---- DATASET CONTENT

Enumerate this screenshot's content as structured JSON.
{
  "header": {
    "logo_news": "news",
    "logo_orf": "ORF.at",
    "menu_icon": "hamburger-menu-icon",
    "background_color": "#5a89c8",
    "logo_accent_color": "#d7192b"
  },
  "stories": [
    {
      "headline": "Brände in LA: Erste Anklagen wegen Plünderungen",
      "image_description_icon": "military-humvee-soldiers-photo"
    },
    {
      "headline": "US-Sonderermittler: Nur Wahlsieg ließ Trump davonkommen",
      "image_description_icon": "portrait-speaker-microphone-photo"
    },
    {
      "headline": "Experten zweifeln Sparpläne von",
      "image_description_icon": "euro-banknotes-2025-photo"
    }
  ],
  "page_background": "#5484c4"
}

--------
---- DATASET CONTENT

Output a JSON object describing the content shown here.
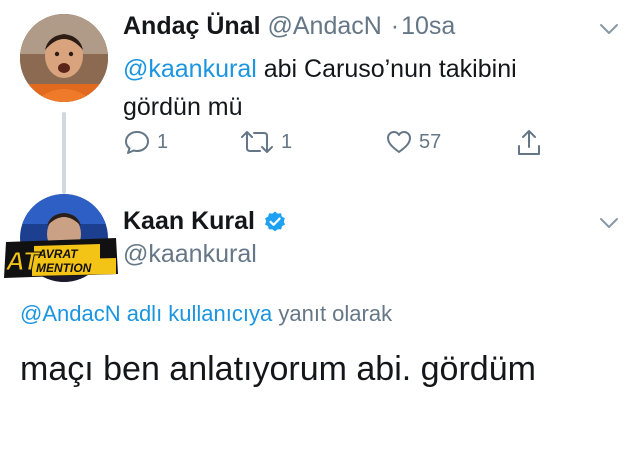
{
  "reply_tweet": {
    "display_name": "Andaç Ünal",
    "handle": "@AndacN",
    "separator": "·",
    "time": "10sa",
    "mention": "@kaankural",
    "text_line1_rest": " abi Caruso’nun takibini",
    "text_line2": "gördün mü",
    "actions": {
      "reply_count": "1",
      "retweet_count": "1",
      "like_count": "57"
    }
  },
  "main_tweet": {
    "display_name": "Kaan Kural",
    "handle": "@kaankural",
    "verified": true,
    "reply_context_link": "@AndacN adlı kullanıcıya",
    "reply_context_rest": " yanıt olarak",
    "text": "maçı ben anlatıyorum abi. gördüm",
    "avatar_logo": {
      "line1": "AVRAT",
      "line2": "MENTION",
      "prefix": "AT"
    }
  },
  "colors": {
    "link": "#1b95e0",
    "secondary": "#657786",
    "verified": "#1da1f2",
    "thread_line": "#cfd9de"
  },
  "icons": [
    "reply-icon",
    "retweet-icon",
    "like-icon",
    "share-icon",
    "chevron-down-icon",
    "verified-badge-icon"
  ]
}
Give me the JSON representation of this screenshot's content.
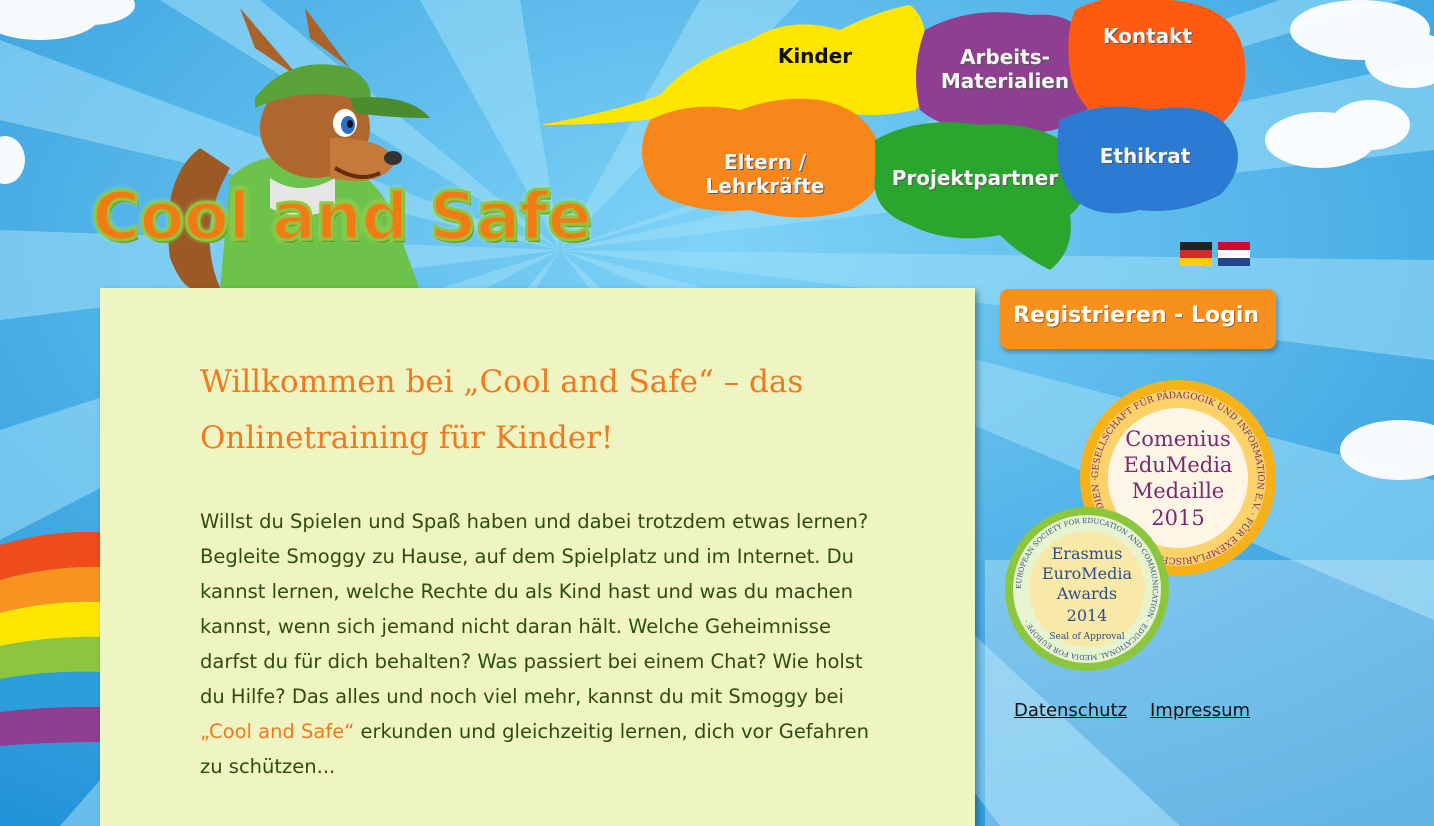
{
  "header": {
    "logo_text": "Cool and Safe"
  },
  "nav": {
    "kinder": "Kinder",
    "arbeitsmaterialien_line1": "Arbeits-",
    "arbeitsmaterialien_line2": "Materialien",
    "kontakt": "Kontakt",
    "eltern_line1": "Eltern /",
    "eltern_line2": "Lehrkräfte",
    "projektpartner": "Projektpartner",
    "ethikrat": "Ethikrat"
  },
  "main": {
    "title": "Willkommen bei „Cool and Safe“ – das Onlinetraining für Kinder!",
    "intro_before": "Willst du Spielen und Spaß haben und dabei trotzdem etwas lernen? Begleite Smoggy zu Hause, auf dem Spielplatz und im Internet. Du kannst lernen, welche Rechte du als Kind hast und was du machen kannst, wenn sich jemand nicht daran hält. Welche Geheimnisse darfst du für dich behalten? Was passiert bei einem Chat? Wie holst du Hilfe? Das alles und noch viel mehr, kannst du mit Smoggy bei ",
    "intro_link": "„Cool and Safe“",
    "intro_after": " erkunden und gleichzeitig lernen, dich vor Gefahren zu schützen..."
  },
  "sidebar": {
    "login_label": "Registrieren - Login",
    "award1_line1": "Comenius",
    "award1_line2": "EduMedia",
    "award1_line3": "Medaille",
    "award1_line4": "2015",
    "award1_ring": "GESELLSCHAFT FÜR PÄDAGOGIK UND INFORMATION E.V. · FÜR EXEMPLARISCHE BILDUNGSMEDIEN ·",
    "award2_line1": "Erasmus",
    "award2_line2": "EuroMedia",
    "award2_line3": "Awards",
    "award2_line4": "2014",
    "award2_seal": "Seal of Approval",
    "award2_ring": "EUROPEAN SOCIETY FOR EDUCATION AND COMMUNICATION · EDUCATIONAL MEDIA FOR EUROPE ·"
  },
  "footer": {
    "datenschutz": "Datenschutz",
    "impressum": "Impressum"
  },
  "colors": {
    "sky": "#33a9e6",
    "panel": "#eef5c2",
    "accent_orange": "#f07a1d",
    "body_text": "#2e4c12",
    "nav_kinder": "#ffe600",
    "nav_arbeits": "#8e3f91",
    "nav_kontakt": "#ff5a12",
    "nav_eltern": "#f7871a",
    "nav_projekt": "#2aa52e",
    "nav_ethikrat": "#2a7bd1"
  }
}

--------
---- DATASET CONTENT

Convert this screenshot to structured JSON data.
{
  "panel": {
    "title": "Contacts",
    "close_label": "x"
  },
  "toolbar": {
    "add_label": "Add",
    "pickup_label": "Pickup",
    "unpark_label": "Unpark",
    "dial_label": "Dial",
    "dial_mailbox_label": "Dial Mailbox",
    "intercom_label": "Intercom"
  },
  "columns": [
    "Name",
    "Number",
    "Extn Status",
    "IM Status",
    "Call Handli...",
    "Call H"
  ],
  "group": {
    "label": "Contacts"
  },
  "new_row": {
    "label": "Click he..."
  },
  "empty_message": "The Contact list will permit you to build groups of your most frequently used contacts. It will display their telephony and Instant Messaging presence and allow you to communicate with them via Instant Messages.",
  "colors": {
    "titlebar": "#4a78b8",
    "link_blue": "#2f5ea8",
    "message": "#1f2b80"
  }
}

--------

▶ _GOAL OF THE EXERCISE_: Scan the lines for the string "Dial". Pick out every line that has it.

▶ _SOLVED PROBLEM_:
    "dial_label": "Dial",
    "dial_mailbox_label": "Dial Mailbox",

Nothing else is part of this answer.